#### Records shown

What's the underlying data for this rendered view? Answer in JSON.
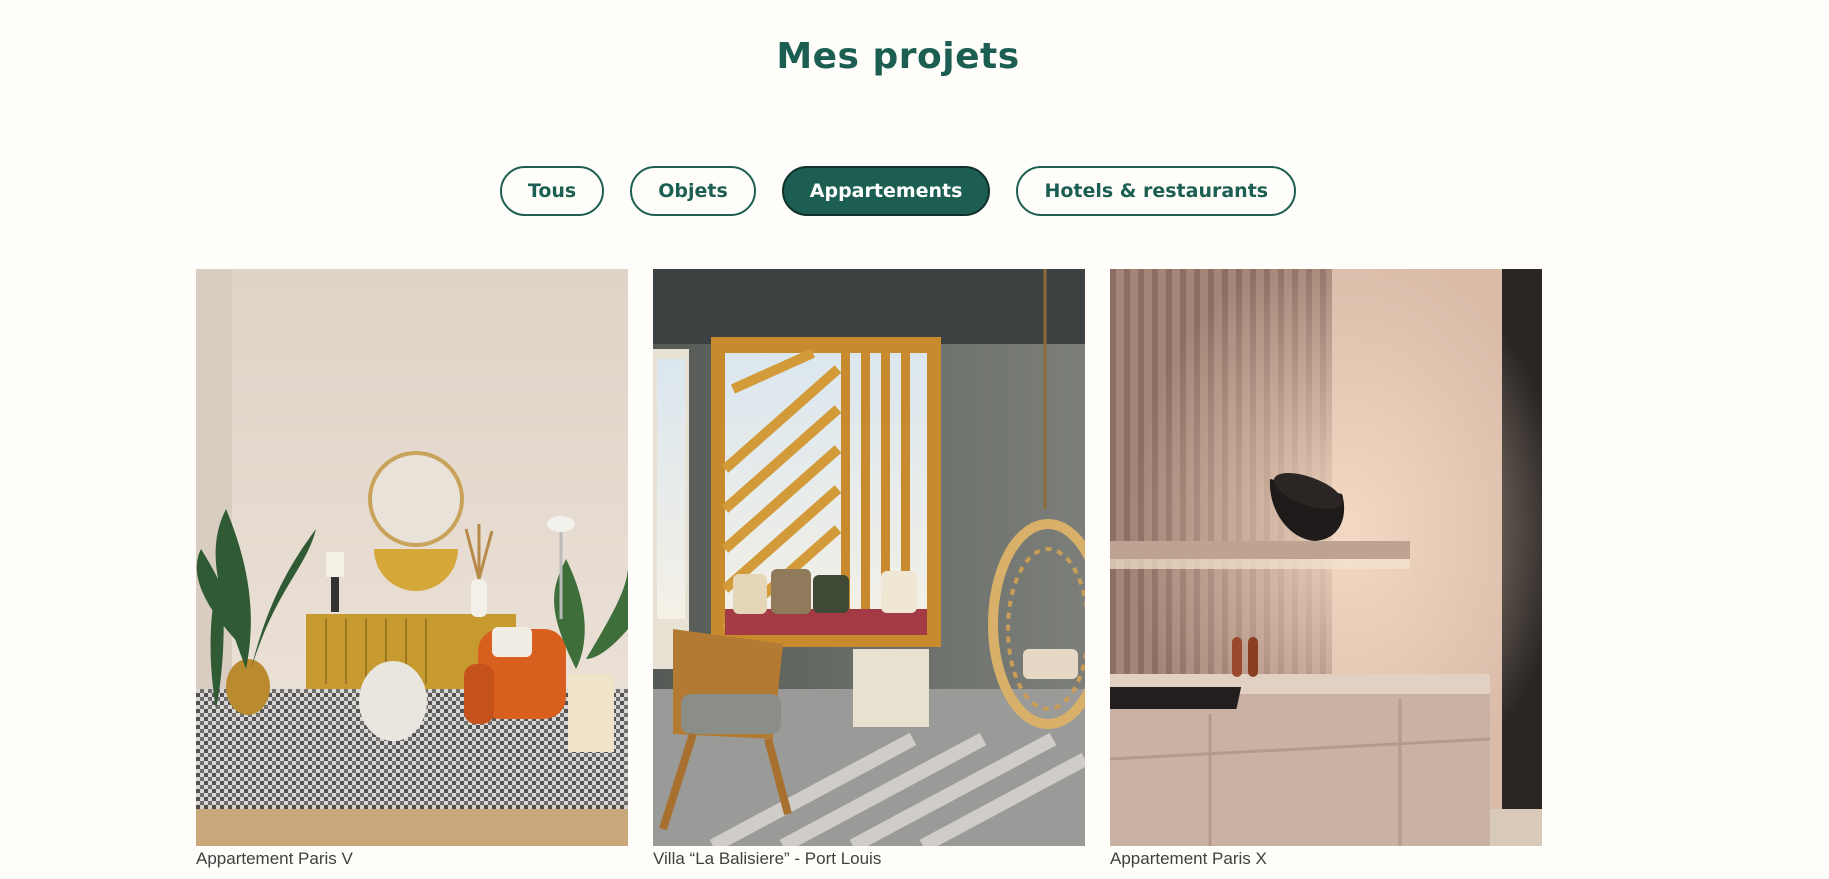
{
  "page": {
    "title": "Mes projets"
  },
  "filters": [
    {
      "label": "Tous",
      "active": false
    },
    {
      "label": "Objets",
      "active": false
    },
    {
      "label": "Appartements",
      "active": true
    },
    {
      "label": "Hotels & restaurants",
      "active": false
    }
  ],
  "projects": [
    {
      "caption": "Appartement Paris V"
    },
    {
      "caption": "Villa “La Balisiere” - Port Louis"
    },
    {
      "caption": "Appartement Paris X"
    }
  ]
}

########

Your task is to retype all the entries exactly and leave out any pictures.

What's the underlying data for this rendered view? Answer in JSON.
{
  "page": {
    "title": "Mes projets"
  },
  "filters": [
    {
      "label": "Tous",
      "active": false
    },
    {
      "label": "Objets",
      "active": false
    },
    {
      "label": "Appartements",
      "active": true
    },
    {
      "label": "Hotels & restaurants",
      "active": false
    }
  ],
  "projects": [
    {
      "caption": "Appartement Paris V"
    },
    {
      "caption": "Villa “La Balisiere” - Port Louis"
    },
    {
      "caption": "Appartement Paris X"
    }
  ]
}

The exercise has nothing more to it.